## What is asked:
Look below. Copy each line that has "values" in it.

════════════════

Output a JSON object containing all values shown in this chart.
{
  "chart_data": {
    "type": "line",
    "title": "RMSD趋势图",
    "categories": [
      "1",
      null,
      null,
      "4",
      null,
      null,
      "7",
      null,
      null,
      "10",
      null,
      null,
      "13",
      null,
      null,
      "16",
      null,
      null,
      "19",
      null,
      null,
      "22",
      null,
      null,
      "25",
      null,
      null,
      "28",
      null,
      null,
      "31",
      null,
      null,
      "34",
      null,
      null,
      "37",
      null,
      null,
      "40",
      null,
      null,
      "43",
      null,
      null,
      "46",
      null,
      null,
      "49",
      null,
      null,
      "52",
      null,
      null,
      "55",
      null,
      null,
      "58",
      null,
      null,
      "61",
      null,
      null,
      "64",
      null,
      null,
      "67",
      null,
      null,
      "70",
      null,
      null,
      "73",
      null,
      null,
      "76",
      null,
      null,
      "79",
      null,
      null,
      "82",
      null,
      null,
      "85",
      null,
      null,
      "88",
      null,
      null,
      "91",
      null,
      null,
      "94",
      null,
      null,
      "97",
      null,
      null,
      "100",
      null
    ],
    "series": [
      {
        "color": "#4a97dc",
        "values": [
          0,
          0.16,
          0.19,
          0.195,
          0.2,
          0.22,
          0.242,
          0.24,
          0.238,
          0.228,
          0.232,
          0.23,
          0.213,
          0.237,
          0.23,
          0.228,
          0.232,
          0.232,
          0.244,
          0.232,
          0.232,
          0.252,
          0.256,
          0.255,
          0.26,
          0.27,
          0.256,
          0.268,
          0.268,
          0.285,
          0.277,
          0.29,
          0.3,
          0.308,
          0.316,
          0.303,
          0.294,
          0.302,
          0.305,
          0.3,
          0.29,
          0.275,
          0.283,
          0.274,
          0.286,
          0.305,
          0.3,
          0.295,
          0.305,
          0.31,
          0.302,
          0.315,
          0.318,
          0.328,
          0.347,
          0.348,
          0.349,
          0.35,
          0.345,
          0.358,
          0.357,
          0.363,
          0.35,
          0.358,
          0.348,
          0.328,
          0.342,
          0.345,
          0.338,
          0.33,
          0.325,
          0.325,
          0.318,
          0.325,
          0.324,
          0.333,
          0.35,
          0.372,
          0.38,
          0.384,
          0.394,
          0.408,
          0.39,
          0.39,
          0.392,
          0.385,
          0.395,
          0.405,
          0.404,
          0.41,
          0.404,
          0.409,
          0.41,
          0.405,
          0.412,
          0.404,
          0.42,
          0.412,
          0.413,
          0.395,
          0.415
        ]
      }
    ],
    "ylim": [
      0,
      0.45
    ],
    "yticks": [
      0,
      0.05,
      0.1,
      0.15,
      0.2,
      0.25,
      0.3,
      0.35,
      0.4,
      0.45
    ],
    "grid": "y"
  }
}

════════════════

## Full solution:
Output a JSON object containing all values shown in this chart.
        "values": [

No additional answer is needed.